(Data entries)
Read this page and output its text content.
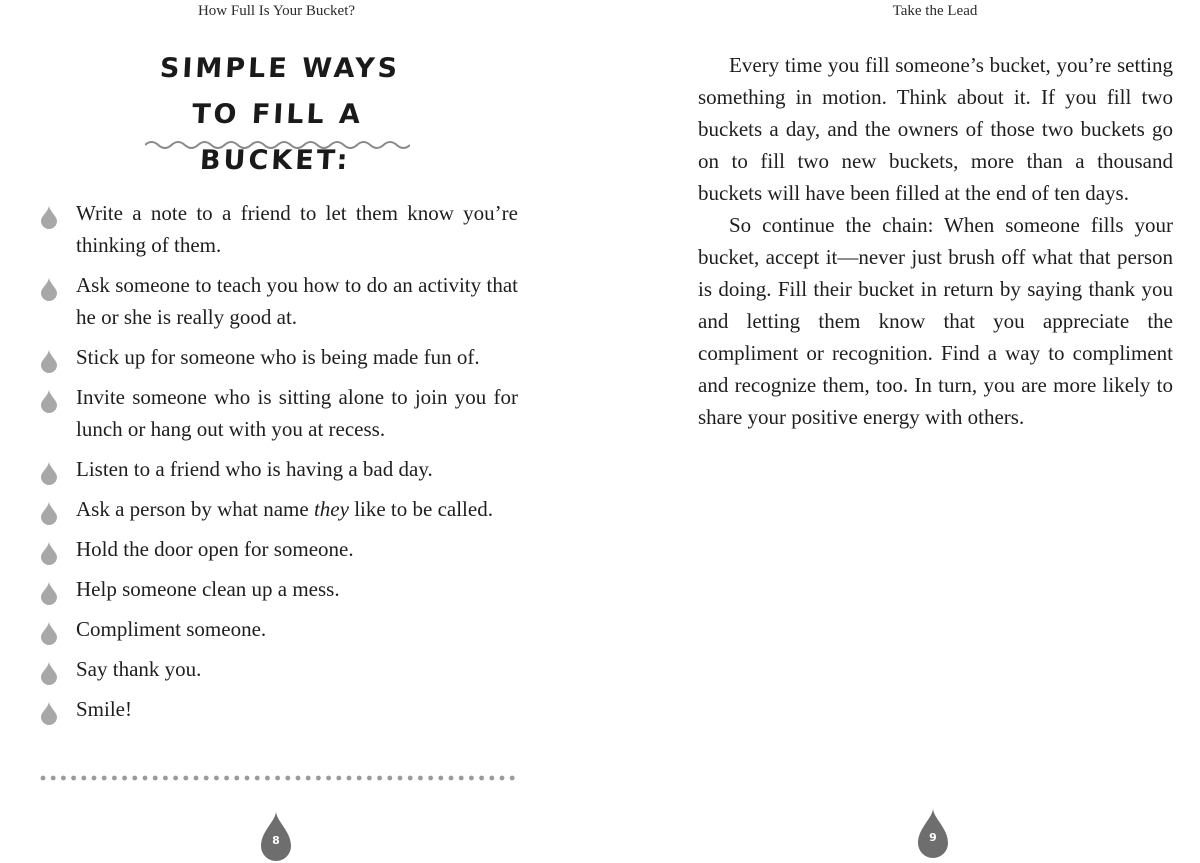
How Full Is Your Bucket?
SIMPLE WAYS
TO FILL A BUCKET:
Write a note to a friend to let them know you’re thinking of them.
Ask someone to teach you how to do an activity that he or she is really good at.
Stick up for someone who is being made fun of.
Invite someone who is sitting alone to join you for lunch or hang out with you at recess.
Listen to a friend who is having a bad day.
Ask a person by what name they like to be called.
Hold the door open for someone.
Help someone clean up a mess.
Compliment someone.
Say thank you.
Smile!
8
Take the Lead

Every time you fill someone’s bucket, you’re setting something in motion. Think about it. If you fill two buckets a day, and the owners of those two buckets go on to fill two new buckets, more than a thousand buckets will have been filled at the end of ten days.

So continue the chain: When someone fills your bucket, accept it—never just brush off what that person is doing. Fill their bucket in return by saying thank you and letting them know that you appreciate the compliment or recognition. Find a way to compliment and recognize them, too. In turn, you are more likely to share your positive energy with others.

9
==
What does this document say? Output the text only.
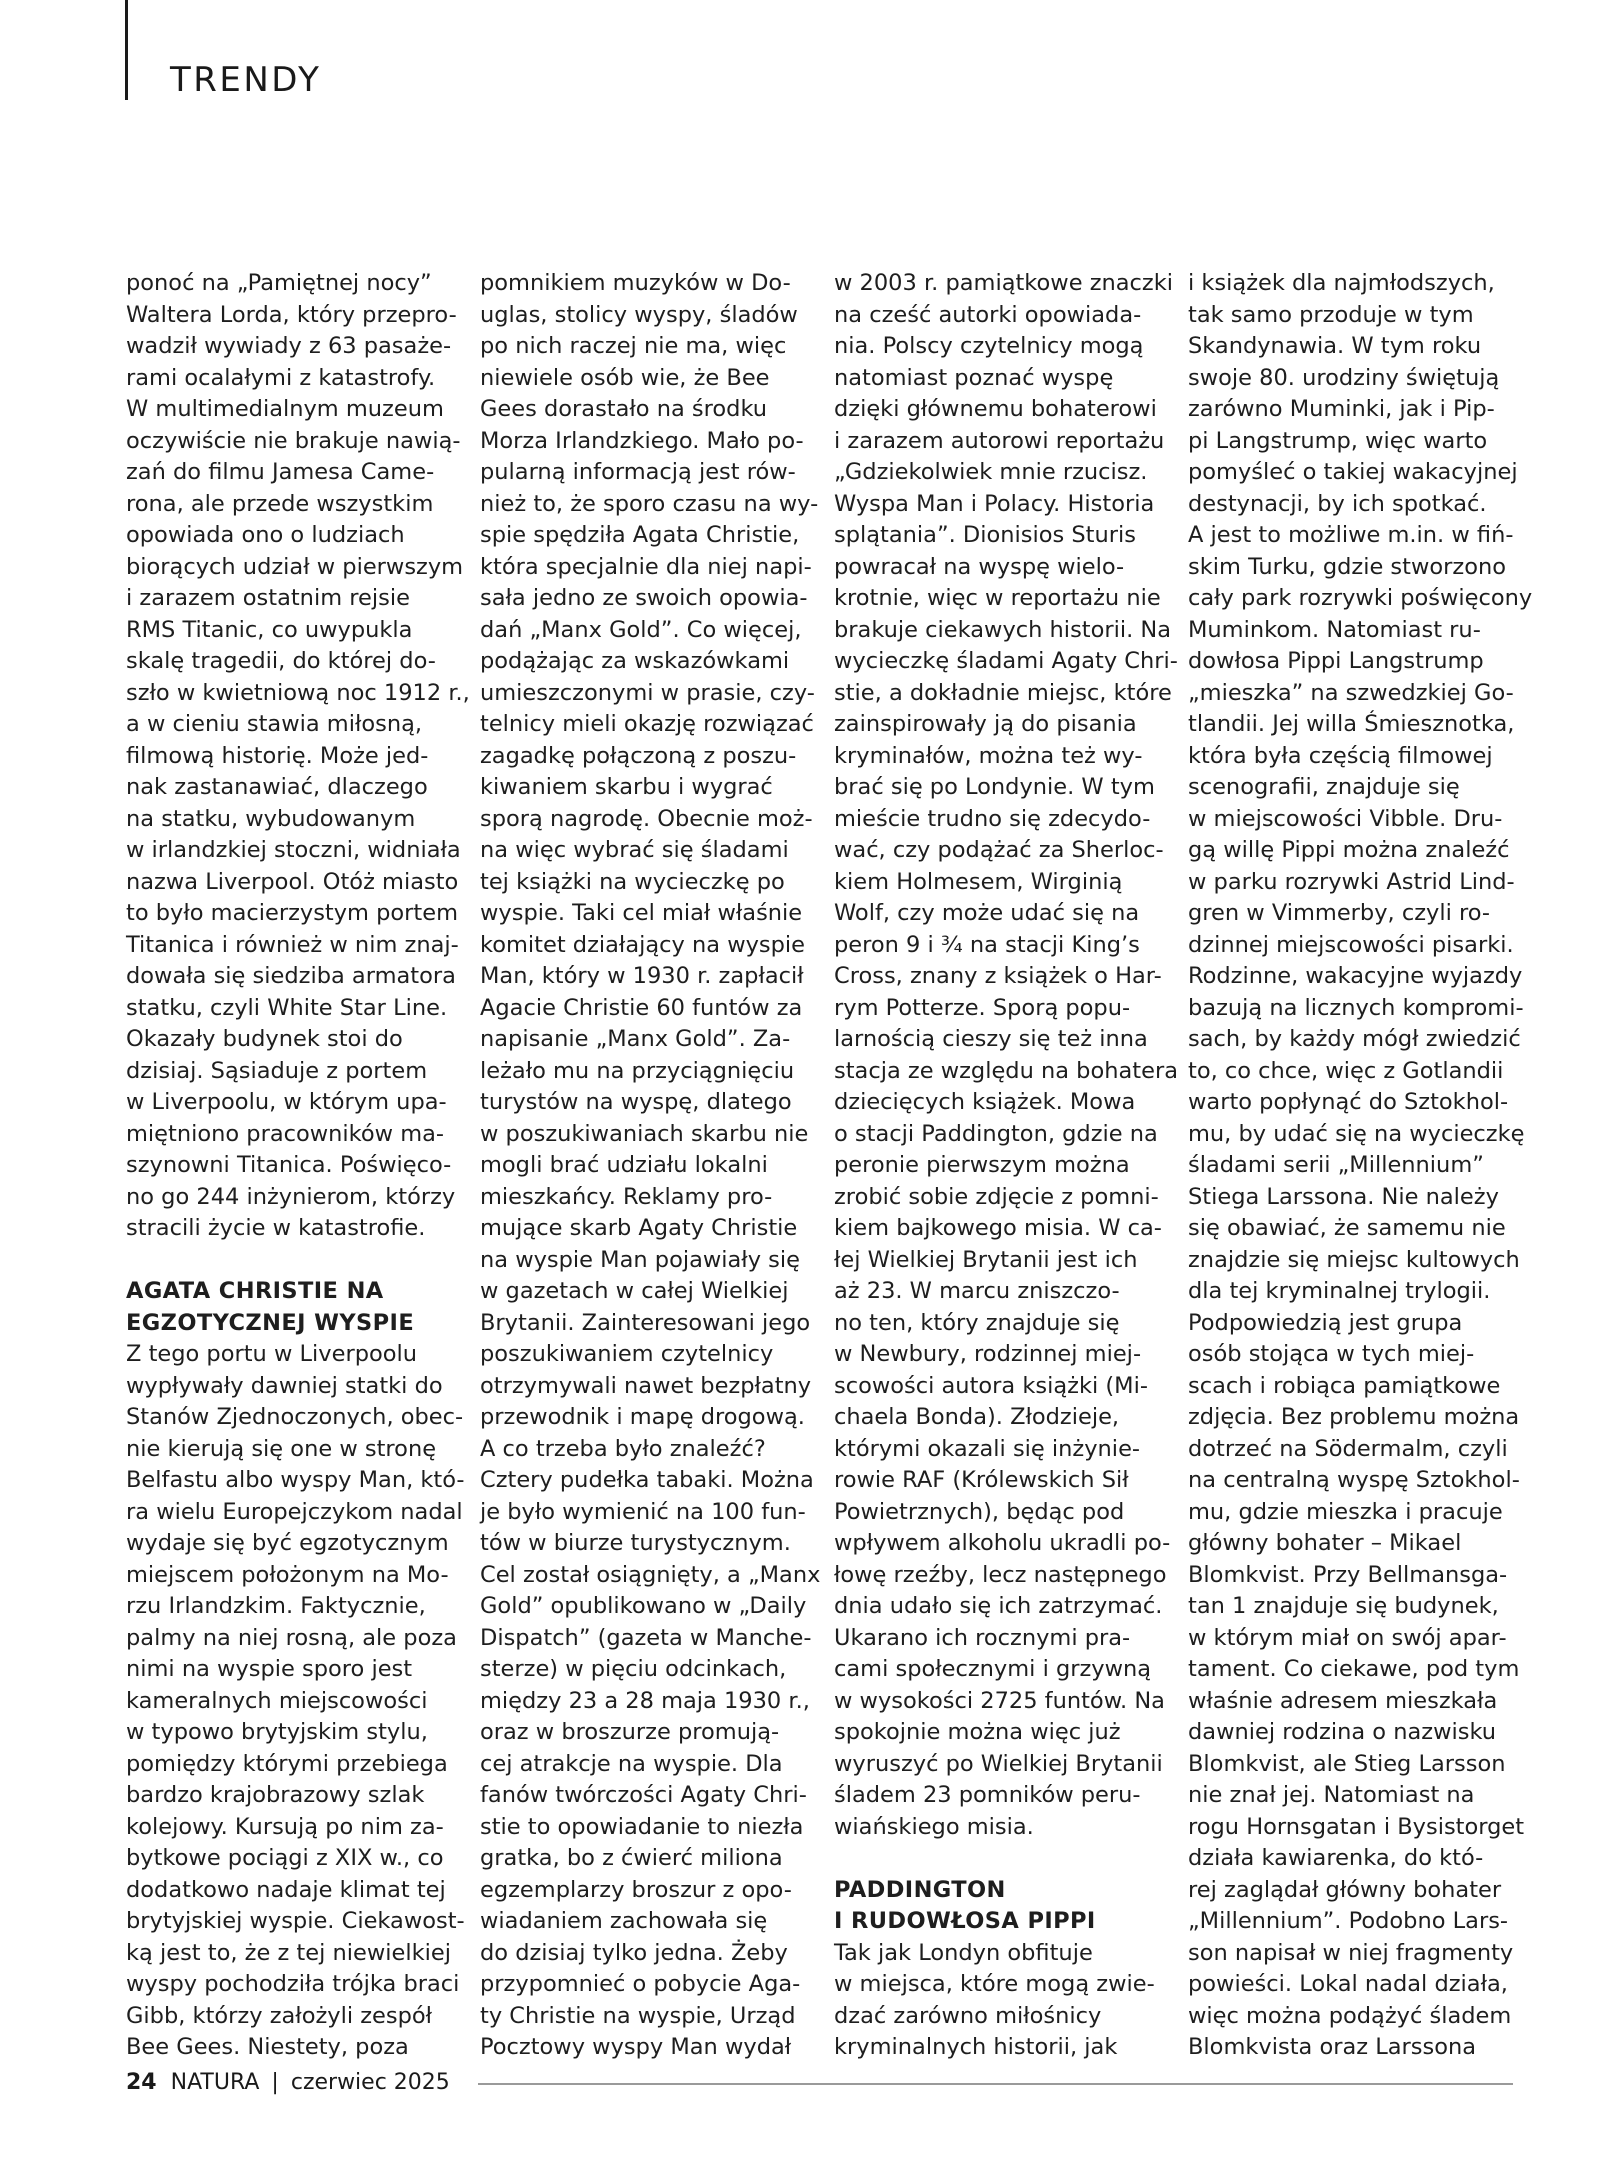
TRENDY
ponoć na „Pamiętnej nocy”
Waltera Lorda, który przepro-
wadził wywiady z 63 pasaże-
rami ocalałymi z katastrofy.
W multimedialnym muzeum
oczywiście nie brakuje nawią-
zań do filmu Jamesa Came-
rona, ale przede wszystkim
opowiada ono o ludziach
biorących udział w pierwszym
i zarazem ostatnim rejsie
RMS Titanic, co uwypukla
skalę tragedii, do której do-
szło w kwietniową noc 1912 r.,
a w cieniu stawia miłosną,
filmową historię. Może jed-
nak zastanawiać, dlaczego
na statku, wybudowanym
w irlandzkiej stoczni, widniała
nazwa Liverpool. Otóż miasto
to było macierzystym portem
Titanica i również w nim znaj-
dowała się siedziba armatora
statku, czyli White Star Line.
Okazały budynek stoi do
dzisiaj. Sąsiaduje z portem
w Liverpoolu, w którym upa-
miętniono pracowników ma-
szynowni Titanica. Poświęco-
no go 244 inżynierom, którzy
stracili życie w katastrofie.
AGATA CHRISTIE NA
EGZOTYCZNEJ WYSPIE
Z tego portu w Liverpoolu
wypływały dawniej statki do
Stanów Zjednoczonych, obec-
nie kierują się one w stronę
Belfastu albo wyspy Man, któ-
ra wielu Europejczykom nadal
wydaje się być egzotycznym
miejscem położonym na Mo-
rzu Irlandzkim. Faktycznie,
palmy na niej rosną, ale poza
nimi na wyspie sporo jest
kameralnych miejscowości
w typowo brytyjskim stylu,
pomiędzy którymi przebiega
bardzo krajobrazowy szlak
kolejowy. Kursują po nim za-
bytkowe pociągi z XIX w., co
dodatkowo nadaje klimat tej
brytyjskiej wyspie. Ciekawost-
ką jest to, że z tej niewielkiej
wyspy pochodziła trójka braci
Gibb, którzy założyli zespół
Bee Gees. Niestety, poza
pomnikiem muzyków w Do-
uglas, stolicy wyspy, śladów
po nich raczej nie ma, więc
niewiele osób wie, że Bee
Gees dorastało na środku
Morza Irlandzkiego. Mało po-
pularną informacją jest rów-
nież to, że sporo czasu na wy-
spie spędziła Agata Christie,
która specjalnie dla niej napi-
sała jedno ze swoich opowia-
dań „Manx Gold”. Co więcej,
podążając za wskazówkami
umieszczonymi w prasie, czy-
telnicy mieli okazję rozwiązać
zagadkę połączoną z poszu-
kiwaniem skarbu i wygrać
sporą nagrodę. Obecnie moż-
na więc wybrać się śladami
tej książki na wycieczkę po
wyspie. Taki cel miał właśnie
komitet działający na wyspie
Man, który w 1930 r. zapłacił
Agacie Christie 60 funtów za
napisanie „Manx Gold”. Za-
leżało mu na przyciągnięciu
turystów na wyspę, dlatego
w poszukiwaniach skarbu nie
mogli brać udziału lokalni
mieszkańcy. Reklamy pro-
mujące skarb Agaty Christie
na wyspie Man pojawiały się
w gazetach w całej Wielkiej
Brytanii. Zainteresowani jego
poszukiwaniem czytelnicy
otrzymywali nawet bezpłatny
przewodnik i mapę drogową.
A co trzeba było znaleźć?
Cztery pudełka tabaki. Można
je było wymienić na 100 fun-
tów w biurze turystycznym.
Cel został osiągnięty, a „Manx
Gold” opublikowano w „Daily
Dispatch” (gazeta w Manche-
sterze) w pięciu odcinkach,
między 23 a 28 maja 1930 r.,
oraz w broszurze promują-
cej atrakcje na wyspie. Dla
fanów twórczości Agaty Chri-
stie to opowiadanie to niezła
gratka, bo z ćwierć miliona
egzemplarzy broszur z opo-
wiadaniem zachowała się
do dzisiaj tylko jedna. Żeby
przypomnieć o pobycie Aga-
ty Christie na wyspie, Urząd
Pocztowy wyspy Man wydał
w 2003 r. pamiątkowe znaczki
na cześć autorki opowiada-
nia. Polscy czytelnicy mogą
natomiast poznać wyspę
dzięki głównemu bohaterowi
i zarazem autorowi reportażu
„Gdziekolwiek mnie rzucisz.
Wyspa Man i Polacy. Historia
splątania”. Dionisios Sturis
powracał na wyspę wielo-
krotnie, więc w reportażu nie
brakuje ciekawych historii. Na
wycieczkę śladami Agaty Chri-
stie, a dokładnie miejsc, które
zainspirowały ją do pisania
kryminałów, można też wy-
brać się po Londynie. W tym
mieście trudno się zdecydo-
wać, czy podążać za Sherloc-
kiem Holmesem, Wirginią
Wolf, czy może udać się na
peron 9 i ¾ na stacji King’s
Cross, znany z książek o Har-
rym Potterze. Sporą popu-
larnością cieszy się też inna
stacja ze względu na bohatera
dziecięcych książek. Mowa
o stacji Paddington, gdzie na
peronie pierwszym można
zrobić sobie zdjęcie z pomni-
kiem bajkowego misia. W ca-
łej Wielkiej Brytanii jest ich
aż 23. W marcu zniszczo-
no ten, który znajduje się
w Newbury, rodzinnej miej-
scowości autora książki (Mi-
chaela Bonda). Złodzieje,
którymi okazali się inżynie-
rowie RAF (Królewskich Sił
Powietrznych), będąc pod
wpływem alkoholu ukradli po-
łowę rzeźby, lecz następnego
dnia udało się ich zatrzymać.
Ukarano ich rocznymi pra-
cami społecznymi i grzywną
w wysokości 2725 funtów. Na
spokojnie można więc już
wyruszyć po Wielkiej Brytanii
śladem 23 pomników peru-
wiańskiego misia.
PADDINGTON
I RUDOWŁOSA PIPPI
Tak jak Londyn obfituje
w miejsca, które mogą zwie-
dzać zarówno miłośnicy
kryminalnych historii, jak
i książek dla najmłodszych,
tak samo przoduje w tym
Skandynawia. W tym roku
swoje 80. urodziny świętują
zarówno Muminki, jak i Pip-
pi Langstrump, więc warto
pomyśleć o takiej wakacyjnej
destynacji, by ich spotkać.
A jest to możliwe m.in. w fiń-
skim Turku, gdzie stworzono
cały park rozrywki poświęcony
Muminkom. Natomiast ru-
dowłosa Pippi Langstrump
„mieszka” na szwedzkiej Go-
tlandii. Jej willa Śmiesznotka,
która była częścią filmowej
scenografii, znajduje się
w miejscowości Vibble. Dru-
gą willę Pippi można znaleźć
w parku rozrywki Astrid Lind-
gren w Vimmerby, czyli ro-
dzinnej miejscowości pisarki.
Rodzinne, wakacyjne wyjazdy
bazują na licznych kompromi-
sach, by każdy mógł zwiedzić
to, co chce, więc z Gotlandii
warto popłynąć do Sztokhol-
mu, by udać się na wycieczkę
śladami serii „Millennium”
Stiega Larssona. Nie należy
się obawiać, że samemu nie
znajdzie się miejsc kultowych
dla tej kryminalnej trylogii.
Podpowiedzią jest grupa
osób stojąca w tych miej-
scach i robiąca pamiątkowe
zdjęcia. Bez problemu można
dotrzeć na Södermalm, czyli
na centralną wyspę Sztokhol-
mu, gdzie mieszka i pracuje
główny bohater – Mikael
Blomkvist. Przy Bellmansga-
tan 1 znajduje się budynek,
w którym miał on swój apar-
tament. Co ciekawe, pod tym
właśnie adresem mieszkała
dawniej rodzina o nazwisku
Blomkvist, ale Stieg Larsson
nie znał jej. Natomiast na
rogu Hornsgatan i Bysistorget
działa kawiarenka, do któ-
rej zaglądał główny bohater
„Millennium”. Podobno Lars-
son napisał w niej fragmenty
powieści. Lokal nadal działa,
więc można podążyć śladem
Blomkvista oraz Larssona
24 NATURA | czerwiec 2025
--
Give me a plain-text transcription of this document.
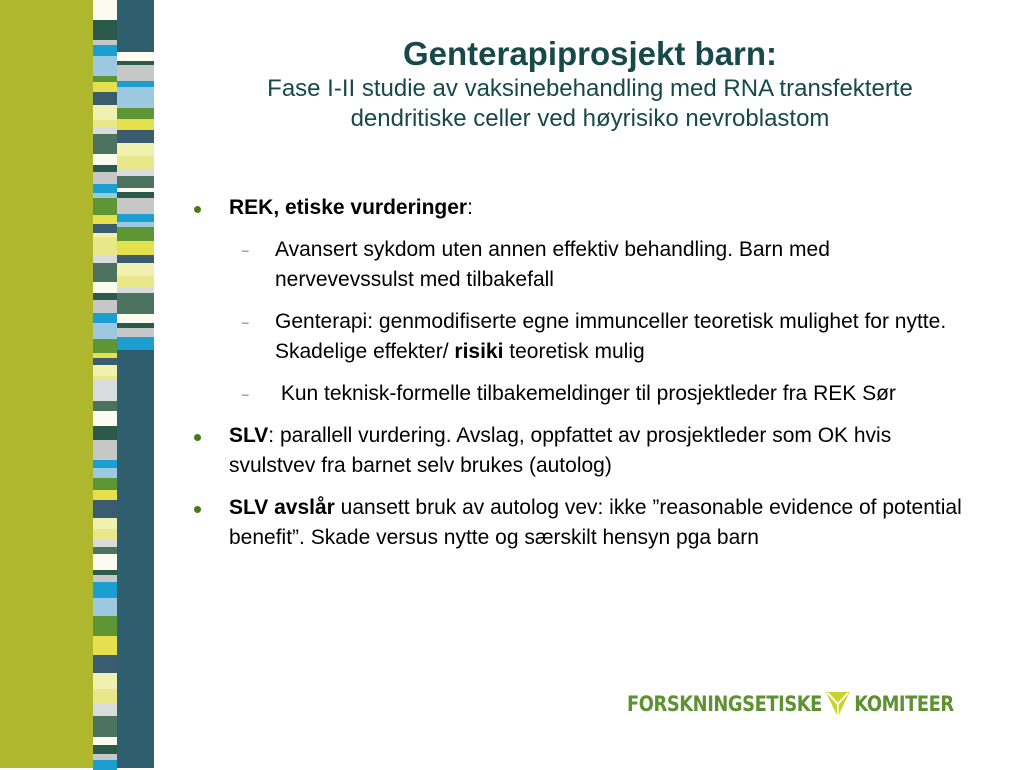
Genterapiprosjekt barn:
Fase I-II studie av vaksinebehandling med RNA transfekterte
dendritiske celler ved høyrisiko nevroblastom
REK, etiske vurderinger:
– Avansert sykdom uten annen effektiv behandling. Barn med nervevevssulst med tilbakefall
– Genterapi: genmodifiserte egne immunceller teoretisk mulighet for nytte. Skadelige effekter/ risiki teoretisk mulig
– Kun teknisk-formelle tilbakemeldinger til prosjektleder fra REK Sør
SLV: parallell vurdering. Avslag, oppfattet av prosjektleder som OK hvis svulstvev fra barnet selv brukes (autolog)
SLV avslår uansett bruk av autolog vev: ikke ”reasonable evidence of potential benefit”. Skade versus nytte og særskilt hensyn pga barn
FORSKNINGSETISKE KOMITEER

GOAL
Scan the records above for the string "prosjektleder", then select every line that holds it.

WRITTEN RESPONSE
– Kun teknisk-formelle tilbakemeldinger til prosjektleder fra REK Sør
SLV: parallell vurdering. Avslag, oppfattet av prosjektleder som OK hvis svulstvev fra barnet selv brukes (autolog)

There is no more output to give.